Set problem:
Write out the entries verbatim and leave the images out of the copy.

Task inputs:
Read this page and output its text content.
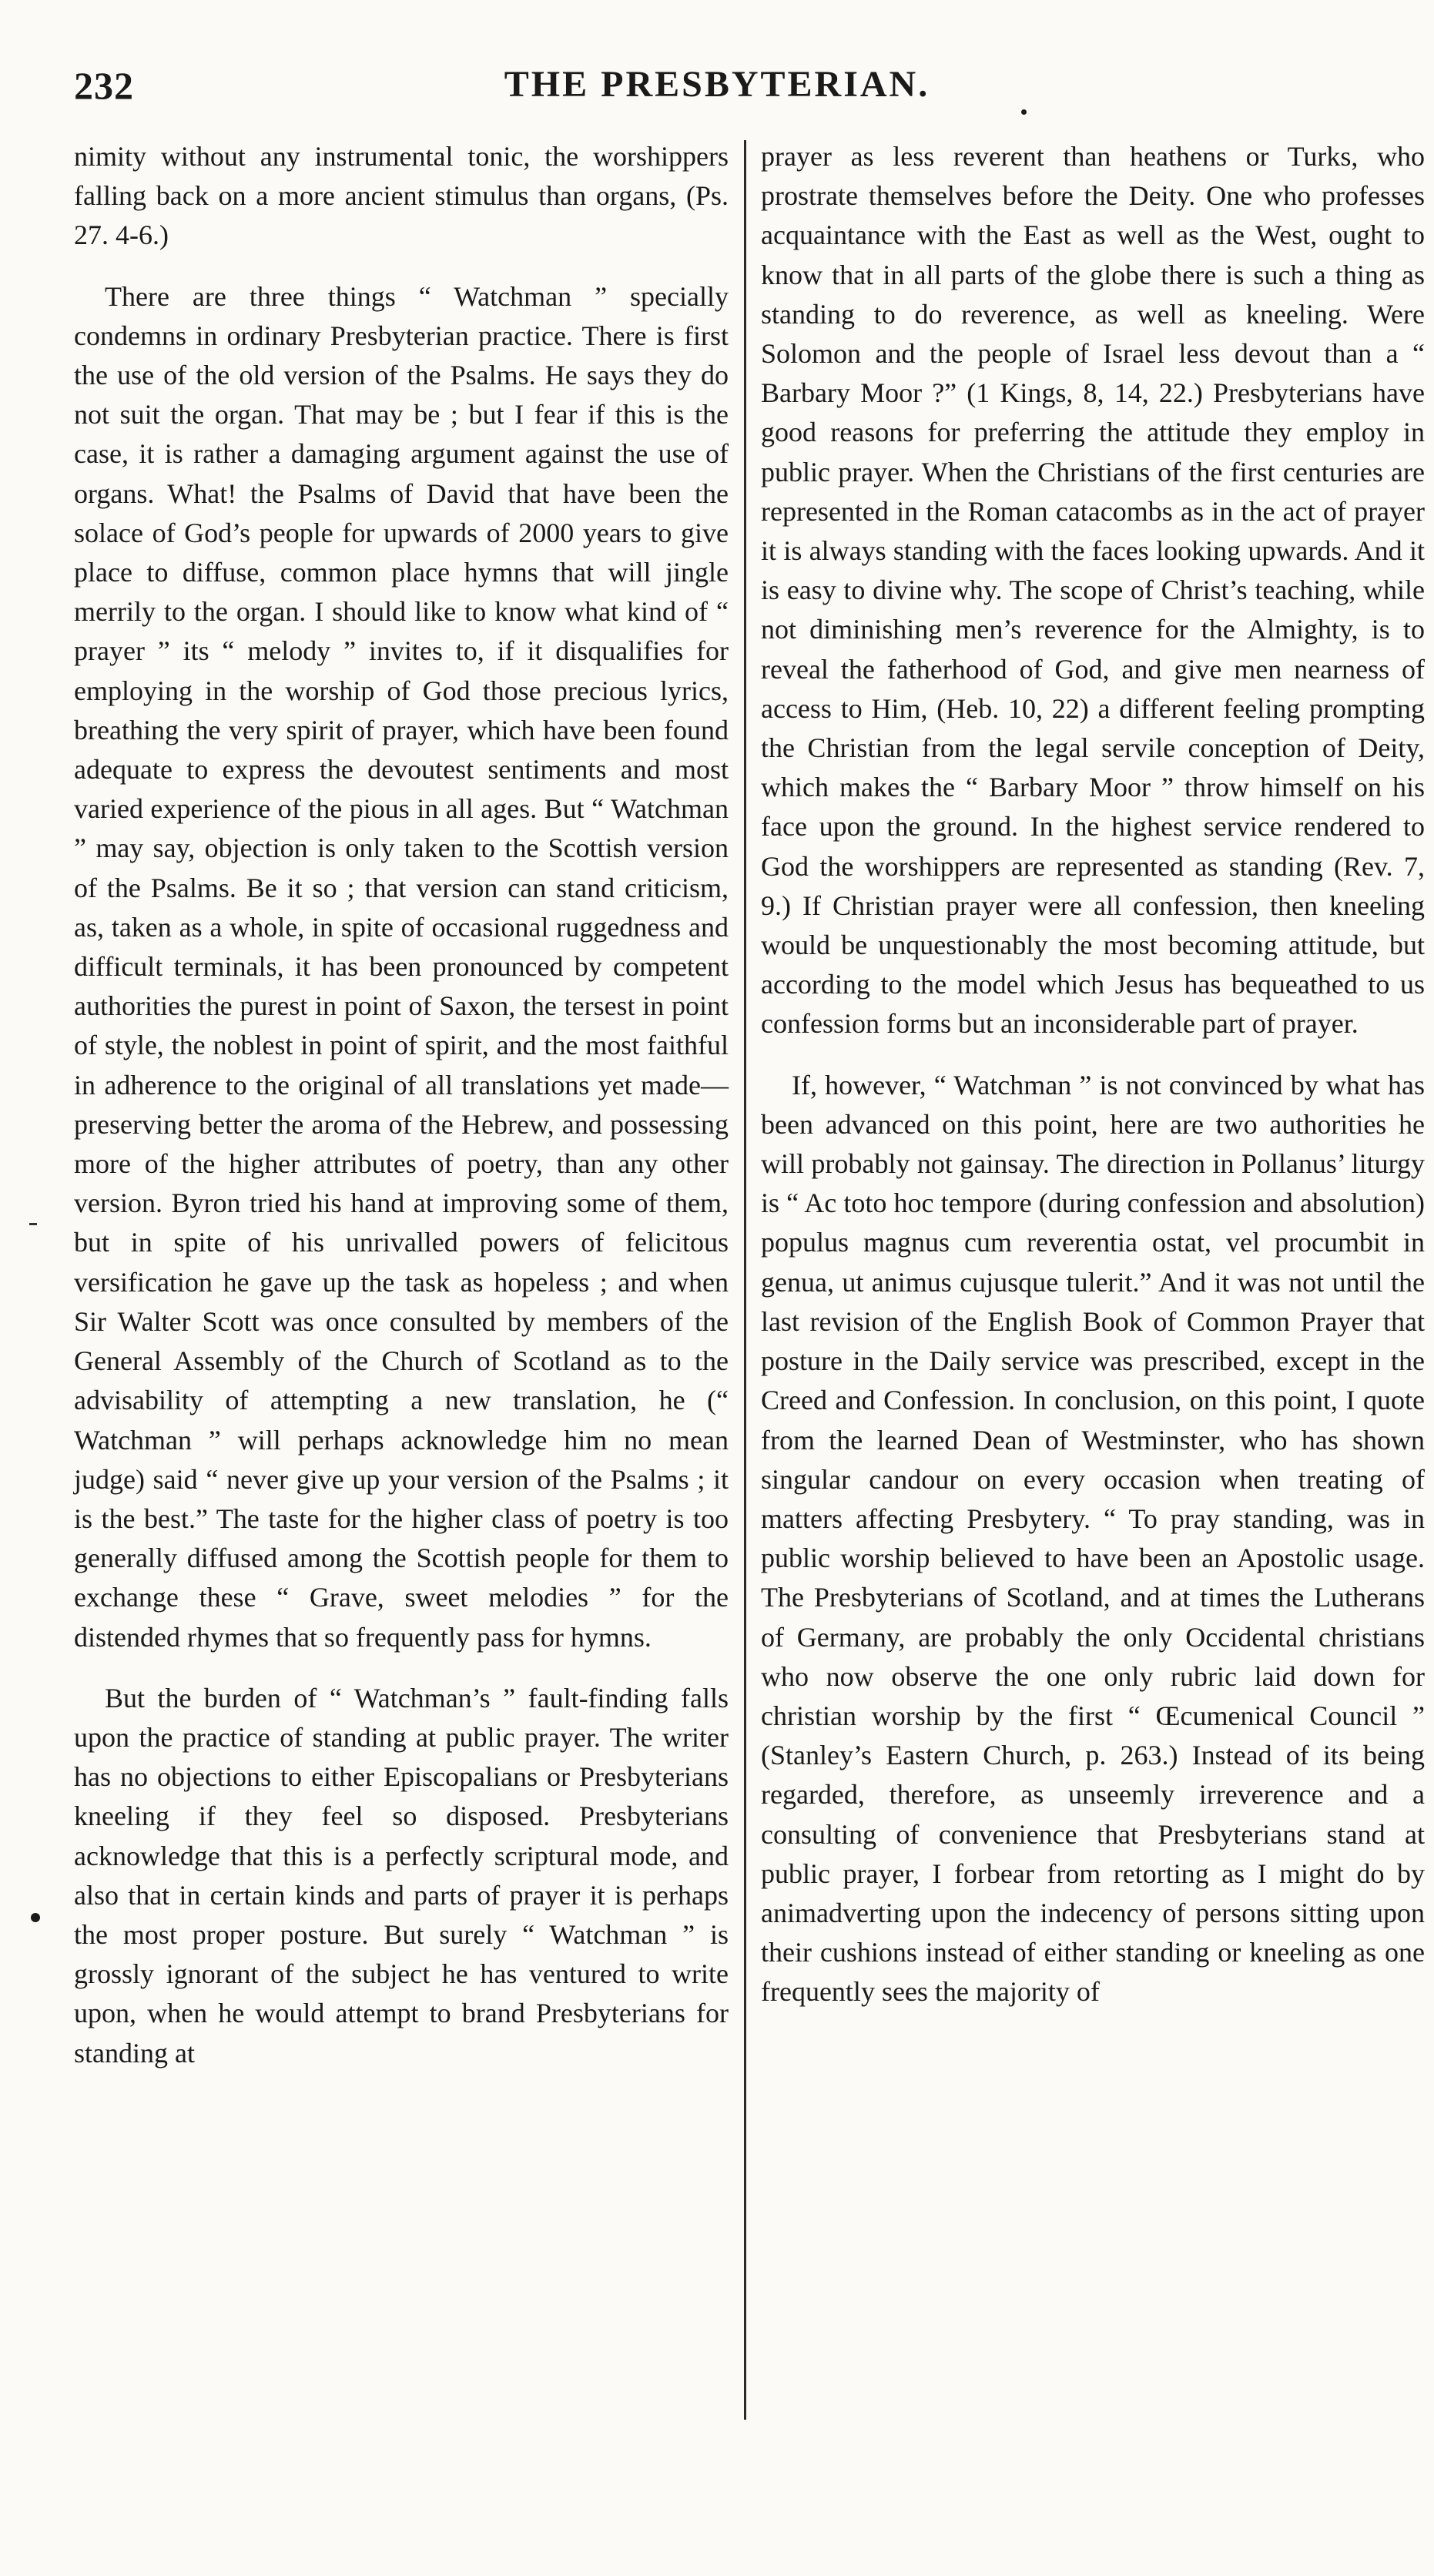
232	THE PRESBYTERIAN.

nimity without any instrumental tonic, the worshippers falling back on a more ancient stimulus than organs, (Ps. 27. 4-6.)

There are three things “ Watchman ” specially condemns in ordinary Presbyterian practice. There is first the use of the old version of the Psalms. He says they do not suit the organ. That may be ; but I fear if this is the case, it is rather a damaging argument against the use of organs. What! the Psalms of David that have been the solace of God’s people for upwards of 2000 years to give place to diffuse, common place hymns that will jingle merrily to the organ. I should like to know what kind of “ prayer ” its “ melody ” invites to, if it disqualifies for employing in the worship of God those precious lyrics, breathing the very spirit of prayer, which have been found adequate to express the devoutest sentiments and most varied experience of the pious in all ages. But “ Watchman ” may say, objection is only taken to the Scottish version of the Psalms. Be it so ; that version can stand criticism, as, taken as a whole, in spite of occasional ruggedness and difficult terminals, it has been pronounced by competent authorities the purest in point of Saxon, the tersest in point of style, the noblest in point of spirit, and the most faithful in adherence to the original of all translations yet made—preserving better the aroma of the Hebrew, and possessing more of the higher attributes of poetry, than any other version. Byron tried his hand at improving some of them, but in spite of his unrivalled powers of felicitous versification he gave up the task as hopeless ; and when Sir Walter Scott was once consulted by members of the General Assembly of the Church of Scotland as to the advisability of attempting a new translation, he (“ Watchman ” will perhaps acknowledge him no mean judge) said “ never give up your version of the Psalms ; it is the best.” The taste for the higher class of poetry is too generally diffused among the Scottish people for them to exchange these “ Grave, sweet melodies ” for the distended rhymes that so frequently pass for hymns.

But the burden of “ Watchman’s ” fault-finding falls upon the practice of standing at public prayer. The writer has no objections to either Episcopalians or Presbyterians kneeling if they feel so disposed. Presbyterians acknowledge that this is a perfectly scriptural mode, and also that in certain kinds and parts of prayer it is perhaps the most proper posture. But surely “ Watchman ” is grossly ignorant of the subject he has ventured to write upon, when he would attempt to brand Presbyterians for standing at

prayer as less reverent than heathens or Turks, who prostrate themselves before the Deity. One who professes acquaintance with the East as well as the West, ought to know that in all parts of the globe there is such a thing as standing to do reverence, as well as kneeling. Were Solomon and the people of Israel less devout than a “ Barbary Moor ?” (1 Kings, 8, 14, 22.) Presbyterians have good reasons for preferring the attitude they employ in public prayer. When the Christians of the first centuries are represented in the Roman catacombs as in the act of prayer it is always standing with the faces looking upwards. And it is easy to divine why. The scope of Christ’s teaching, while not diminishing men’s reverence for the Almighty, is to reveal the fatherhood of God, and give men nearness of access to Him, (Heb. 10, 22) a different feeling prompting the Christian from the legal servile conception of Deity, which makes the “ Barbary Moor ” throw himself on his face upon the ground. In the highest service rendered to God the worshippers are represented as standing (Rev. 7, 9.) If Christian prayer were all confession, then kneeling would be unquestionably the most becoming attitude, but according to the model which Jesus has bequeathed to us confession forms but an inconsiderable part of prayer.

If, however, “ Watchman ” is not convinced by what has been advanced on this point, here are two authorities he will probably not gainsay. The direction in Pollanus’ liturgy is “ Ac toto hoc tempore (during confession and absolution) populus magnus cum reverentia ostat, vel procumbit in genua, ut animus cujusque tulerit.” And it was not until the last revision of the English Book of Common Prayer that posture in the Daily service was prescribed, except in the Creed and Confession. In conclusion, on this point, I quote from the learned Dean of Westminster, who has shown singular candour on every occasion when treating of matters affecting Presbytery. “ To pray standing, was in public worship believed to have been an Apostolic usage. The Presbyterians of Scotland, and at times the Lutherans of Germany, are probably the only Occidental christians who now observe the one only rubric laid down for christian worship by the first “ Œcumenical Council ” (Stanley’s Eastern Church, p. 263.) Instead of its being regarded, therefore, as unseemly irreverence and a consulting of convenience that Presbyterians stand at public prayer, I forbear from retorting as I might do by animadverting upon the indecency of persons sitting upon their cushions instead of either standing or kneeling as one frequently sees the majority of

Worked solution:
Read this page and output its text content.
232	THE PRESBYTERIAN.

nimity without any instrumental tonic, the worshippers falling back on a more ancient stimulus than organs, (Ps. 27. 4-6.)

There are three things “ Watchman ” specially condemns in ordinary Presbyterian practice. There is first the use of the old version of the Psalms. He says they do not suit the organ. That may be ; but I fear if this is the case, it is rather a damaging argument against the use of organs. What! the Psalms of David that have been the solace of God’s people for upwards of 2000 years to give place to diffuse, common place hymns that will jingle merrily to the organ. I should like to know what kind of “ prayer ” its “ melody ” invites to, if it disqualifies for employing in the worship of God those precious lyrics, breathing the very spirit of prayer, which have been found adequate to express the devoutest sentiments and most varied experience of the pious in all ages. But “ Watchman ” may say, objection is only taken to the Scottish version of the Psalms. Be it so ; that version can stand criticism, as, taken as a whole, in spite of occasional ruggedness and difficult terminals, it has been pronounced by competent authorities the purest in point of Saxon, the tersest in point of style, the noblest in point of spirit, and the most faithful in adherence to the original of all translations yet made—preserving better the aroma of the Hebrew, and possessing more of the higher attributes of poetry, than any other version. Byron tried his hand at improving some of them, but in spite of his unrivalled powers of felicitous versification he gave up the task as hopeless ; and when Sir Walter Scott was once consulted by members of the General Assembly of the Church of Scotland as to the advisability of attempting a new translation, he (“ Watchman ” will perhaps acknowledge him no mean judge) said “ never give up your version of the Psalms ; it is the best.” The taste for the higher class of poetry is too generally diffused among the Scottish people for them to exchange these “ Grave, sweet melodies ” for the distended rhymes that so frequently pass for hymns.

But the burden of “ Watchman’s ” fault-finding falls upon the practice of standing at public prayer. The writer has no objections to either Episcopalians or Presbyterians kneeling if they feel so disposed. Presbyterians acknowledge that this is a perfectly scriptural mode, and also that in certain kinds and parts of prayer it is perhaps the most proper posture. But surely “ Watchman ” is grossly ignorant of the subject he has ventured to write upon, when he would attempt to brand Presbyterians for standing at

prayer as less reverent than heathens or Turks, who prostrate themselves before the Deity. One who professes acquaintance with the East as well as the West, ought to know that in all parts of the globe there is such a thing as standing to do reverence, as well as kneeling. Were Solomon and the people of Israel less devout than a “ Barbary Moor ?” (1 Kings, 8, 14, 22.) Presbyterians have good reasons for preferring the attitude they employ in public prayer. When the Christians of the first centuries are represented in the Roman catacombs as in the act of prayer it is always standing with the faces looking upwards. And it is easy to divine why. The scope of Christ’s teaching, while not diminishing men’s reverence for the Almighty, is to reveal the fatherhood of God, and give men nearness of access to Him, (Heb. 10, 22) a different feeling prompting the Christian from the legal servile conception of Deity, which makes the “ Barbary Moor ” throw himself on his face upon the ground. In the highest service rendered to God the worshippers are represented as standing (Rev. 7, 9.) If Christian prayer were all confession, then kneeling would be unquestionably the most becoming attitude, but according to the model which Jesus has bequeathed to us confession forms but an inconsiderable part of prayer.

If, however, “ Watchman ” is not convinced by what has been advanced on this point, here are two authorities he will probably not gainsay. The direction in Pollanus’ liturgy is “ Ac toto hoc tempore (during confession and absolution) populus magnus cum reverentia ostat, vel procumbit in genua, ut animus cujusque tulerit.” And it was not until the last revision of the English Book of Common Prayer that posture in the Daily service was prescribed, except in the Creed and Confession. In conclusion, on this point, I quote from the learned Dean of Westminster, who has shown singular candour on every occasion when treating of matters affecting Presbytery. “ To pray standing, was in public worship believed to have been an Apostolic usage. The Presbyterians of Scotland, and at times the Lutherans of Germany, are probably the only Occidental christians who now observe the one only rubric laid down for christian worship by the first “ Œcumenical Council ” (Stanley’s Eastern Church, p. 263.) Instead of its being regarded, therefore, as unseemly irreverence and a consulting of convenience that Presbyterians stand at public prayer, I forbear from retorting as I might do by animadverting upon the indecency of persons sitting upon their cushions instead of either standing or kneeling as one frequently sees the majority of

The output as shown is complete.